*Dataset:*
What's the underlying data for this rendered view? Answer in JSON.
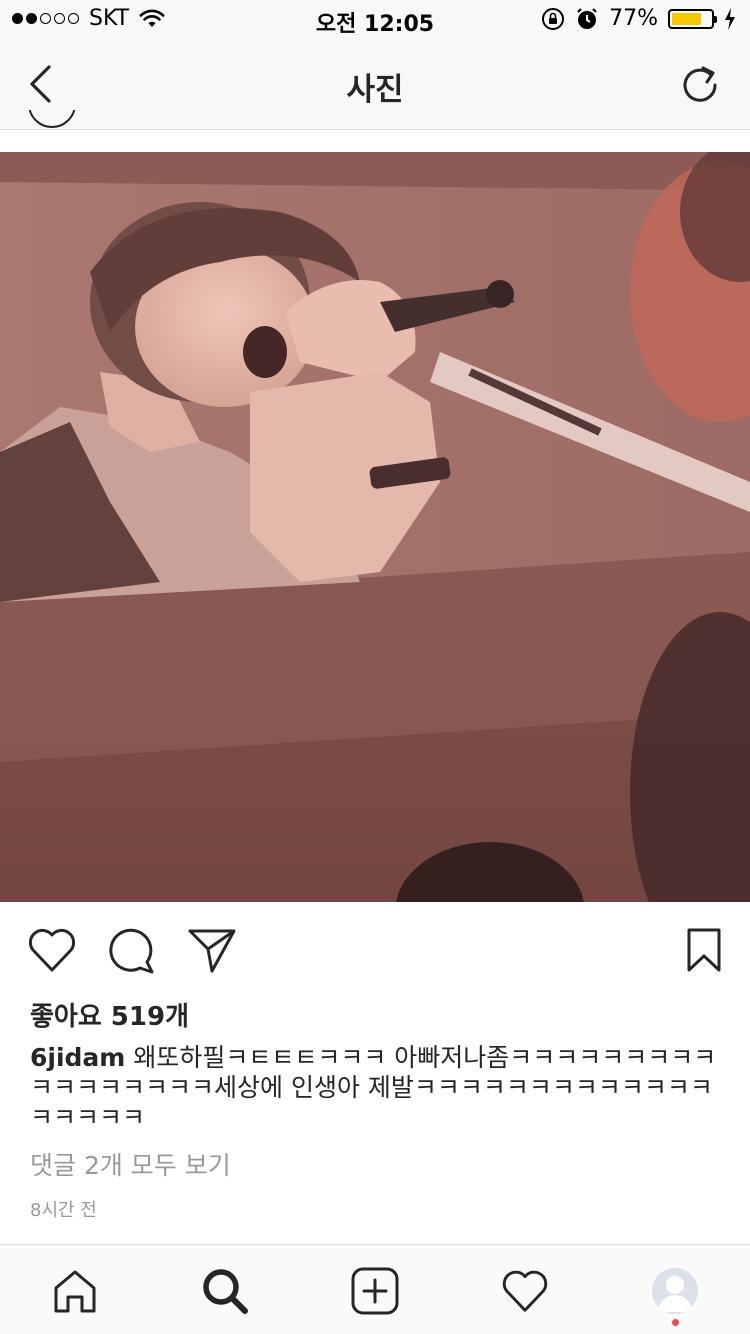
{
  "status_bar": {
    "carrier": "SKT",
    "time": "오전 12:05",
    "battery_percent": "77%",
    "battery_level": 0.77,
    "signal_bars_filled": 2,
    "signal_bars_total": 5,
    "icons": [
      "wifi-icon",
      "rotation-lock-icon",
      "alarm-icon",
      "battery-icon",
      "charging-bolt-icon"
    ]
  },
  "nav": {
    "title": "사진",
    "back_icon": "chevron-left-icon",
    "refresh_icon": "refresh-icon"
  },
  "post": {
    "likes": "좋아요 519개",
    "username": "6jidam",
    "caption_text": "왜또하필ㅋㅌㅌㅌㅋㅋㅋ 아빠저나좀ㅋㅋㅋㅋㅋㅋㅋㅋㅋㅋㅋㅋㅋㅋㅋㅋㅋ세상에 인생아 제발ㅋㅋㅋㅋㅋㅋㅋㅋㅋㅋㅋㅋㅋㅋㅋㅋㅋㅋ",
    "view_comments": "댓글 2개 모두 보기",
    "time_ago": "8시간 전",
    "action_icons": [
      "heart-icon",
      "comment-icon",
      "send-icon",
      "bookmark-icon"
    ]
  },
  "tab_bar": {
    "tabs": [
      "home-icon",
      "search-icon",
      "add-icon",
      "activity-icon",
      "profile-avatar"
    ],
    "active": "search-icon"
  },
  "colors": {
    "text": "#262626",
    "muted": "#999999",
    "battery": "#f8c700",
    "notification": "#ed4956",
    "bar_bg": "#f8f8f8"
  }
}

*What you should do:*
Leave the pictures out and copy the rest of the data exactly.

*Problem solution:*
What's the underlying data for this rendered view? Answer in JSON.
{
  "status_bar": {
    "carrier": "SKT",
    "time": "오전 12:05",
    "battery_percent": "77%",
    "battery_level": 0.77,
    "signal_bars_filled": 2,
    "signal_bars_total": 5,
    "icons": [
      "wifi-icon",
      "rotation-lock-icon",
      "alarm-icon",
      "battery-icon",
      "charging-bolt-icon"
    ]
  },
  "nav": {
    "title": "사진",
    "back_icon": "chevron-left-icon",
    "refresh_icon": "refresh-icon"
  },
  "post": {
    "likes": "좋아요 519개",
    "username": "6jidam",
    "caption_text": "왜또하필ㅋㅌㅌㅌㅋㅋㅋ 아빠저나좀ㅋㅋㅋㅋㅋㅋㅋㅋㅋㅋㅋㅋㅋㅋㅋㅋㅋ세상에 인생아 제발ㅋㅋㅋㅋㅋㅋㅋㅋㅋㅋㅋㅋㅋㅋㅋㅋㅋㅋ",
    "view_comments": "댓글 2개 모두 보기",
    "time_ago": "8시간 전",
    "action_icons": [
      "heart-icon",
      "comment-icon",
      "send-icon",
      "bookmark-icon"
    ]
  },
  "tab_bar": {
    "tabs": [
      "home-icon",
      "search-icon",
      "add-icon",
      "activity-icon",
      "profile-avatar"
    ],
    "active": "search-icon"
  },
  "colors": {
    "text": "#262626",
    "muted": "#999999",
    "battery": "#f8c700",
    "notification": "#ed4956",
    "bar_bg": "#f8f8f8"
  }
}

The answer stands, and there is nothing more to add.